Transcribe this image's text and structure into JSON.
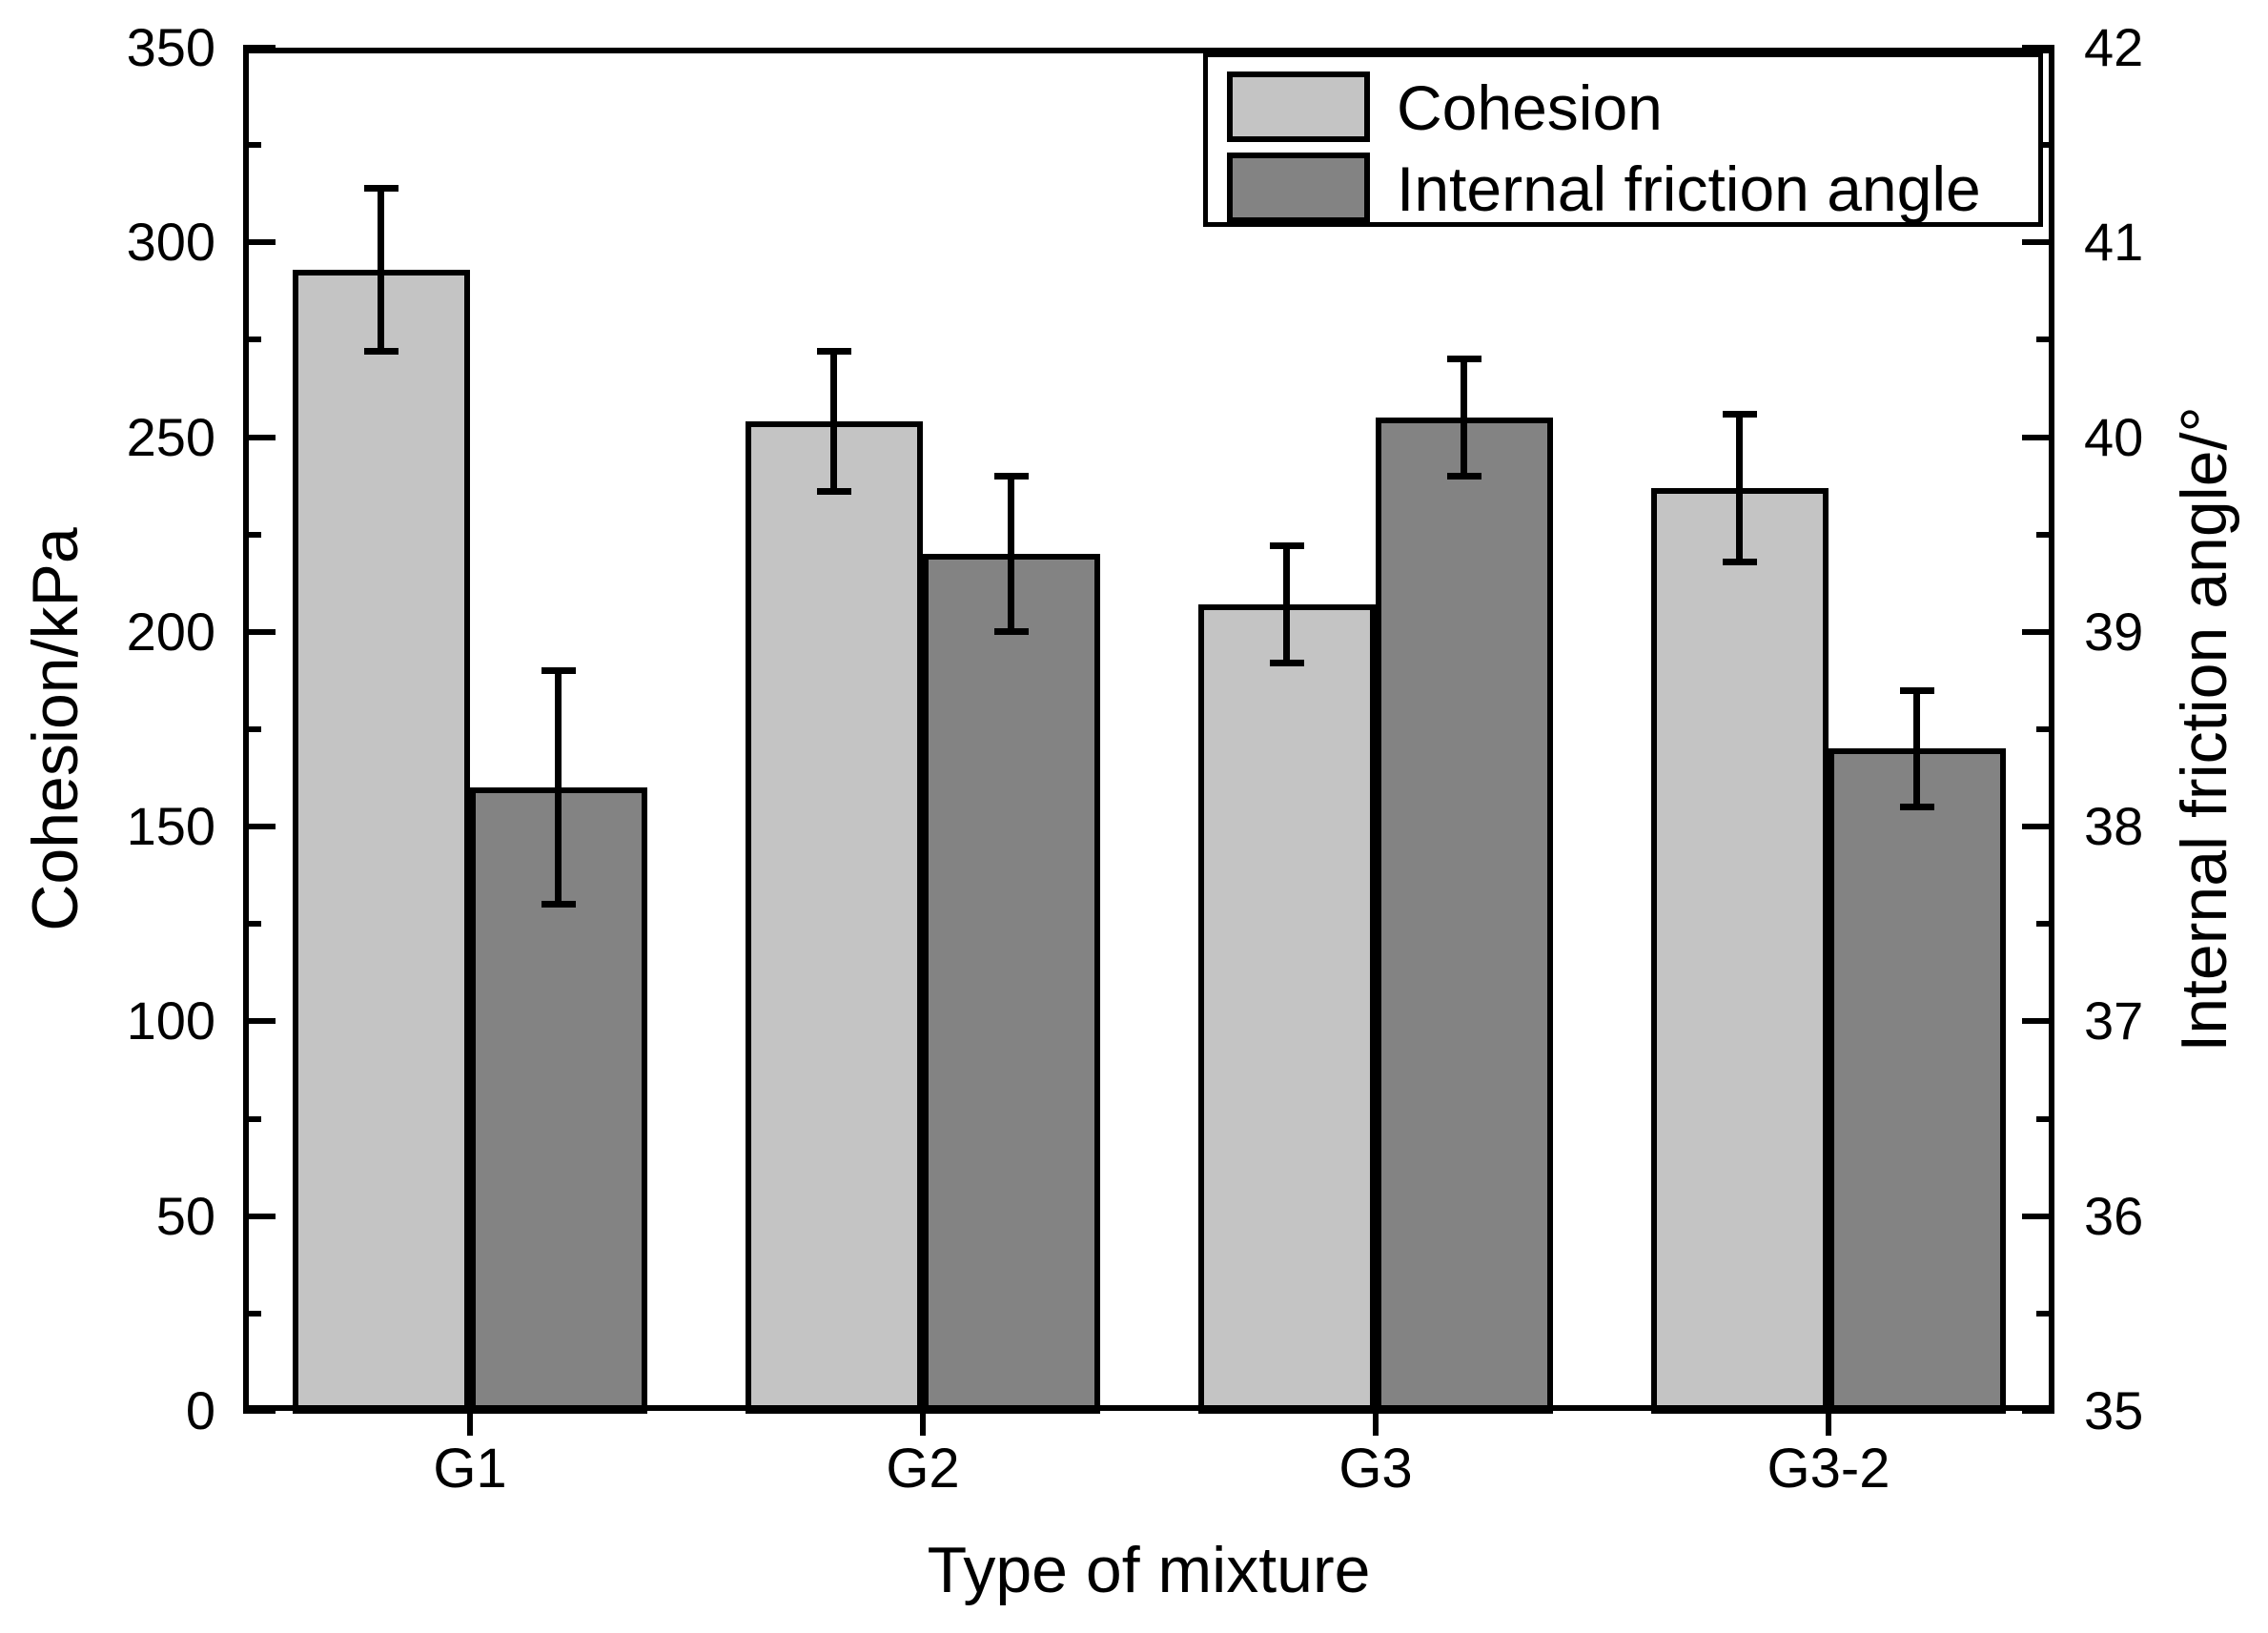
{
  "chart_data": {
    "type": "bar",
    "title": "",
    "xlabel": "Type of mixture",
    "ylabel_left": "Cohesion/kPa",
    "ylabel_right": "Internal friction angle/°",
    "categories": [
      "G1",
      "G2",
      "G3",
      "G3-2"
    ],
    "series": [
      {
        "name": "Cohesion",
        "axis": "left",
        "color": "#c4c4c4",
        "values": [
          293,
          254,
          207,
          237
        ],
        "errors": [
          21,
          18,
          15,
          19
        ]
      },
      {
        "name": "Internal friction angle",
        "axis": "right",
        "color": "#838383",
        "values": [
          38.2,
          39.4,
          40.1,
          38.4
        ],
        "errors": [
          0.6,
          0.4,
          0.3,
          0.3
        ]
      }
    ],
    "left_axis": {
      "min": 0,
      "max": 350,
      "major_step": 50,
      "minor_step": 25,
      "tick_labels": [
        "0",
        "50",
        "100",
        "150",
        "200",
        "250",
        "300",
        "350"
      ]
    },
    "right_axis": {
      "min": 35,
      "max": 42,
      "major_step": 1,
      "minor_step": 0.5,
      "tick_labels": [
        "35",
        "36",
        "37",
        "38",
        "39",
        "40",
        "41",
        "42"
      ]
    },
    "grid": false,
    "legend_position": "top-right",
    "bar_outline_color": "#000000",
    "background_color": "#ffffff"
  },
  "legend": {
    "items": [
      {
        "label": "Cohesion",
        "color": "#c4c4c4"
      },
      {
        "label": "Internal friction angle",
        "color": "#838383"
      }
    ]
  }
}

.....

REQUIREMENTS =
The listing above must be printed again exactly, minus its pictures.

ANSWER TO THIS EXERCISE =
Transcribe this image's text and structure into JSON.
{
  "chart_data": {
    "type": "bar",
    "title": "",
    "xlabel": "Type of mixture",
    "ylabel_left": "Cohesion/kPa",
    "ylabel_right": "Internal friction angle/°",
    "categories": [
      "G1",
      "G2",
      "G3",
      "G3-2"
    ],
    "series": [
      {
        "name": "Cohesion",
        "axis": "left",
        "color": "#c4c4c4",
        "values": [
          293,
          254,
          207,
          237
        ],
        "errors": [
          21,
          18,
          15,
          19
        ]
      },
      {
        "name": "Internal friction angle",
        "axis": "right",
        "color": "#838383",
        "values": [
          38.2,
          39.4,
          40.1,
          38.4
        ],
        "errors": [
          0.6,
          0.4,
          0.3,
          0.3
        ]
      }
    ],
    "left_axis": {
      "min": 0,
      "max": 350,
      "major_step": 50,
      "minor_step": 25,
      "tick_labels": [
        "0",
        "50",
        "100",
        "150",
        "200",
        "250",
        "300",
        "350"
      ]
    },
    "right_axis": {
      "min": 35,
      "max": 42,
      "major_step": 1,
      "minor_step": 0.5,
      "tick_labels": [
        "35",
        "36",
        "37",
        "38",
        "39",
        "40",
        "41",
        "42"
      ]
    },
    "grid": false,
    "legend_position": "top-right",
    "bar_outline_color": "#000000",
    "background_color": "#ffffff"
  },
  "legend": {
    "items": [
      {
        "label": "Cohesion",
        "color": "#c4c4c4"
      },
      {
        "label": "Internal friction angle",
        "color": "#838383"
      }
    ]
  }
}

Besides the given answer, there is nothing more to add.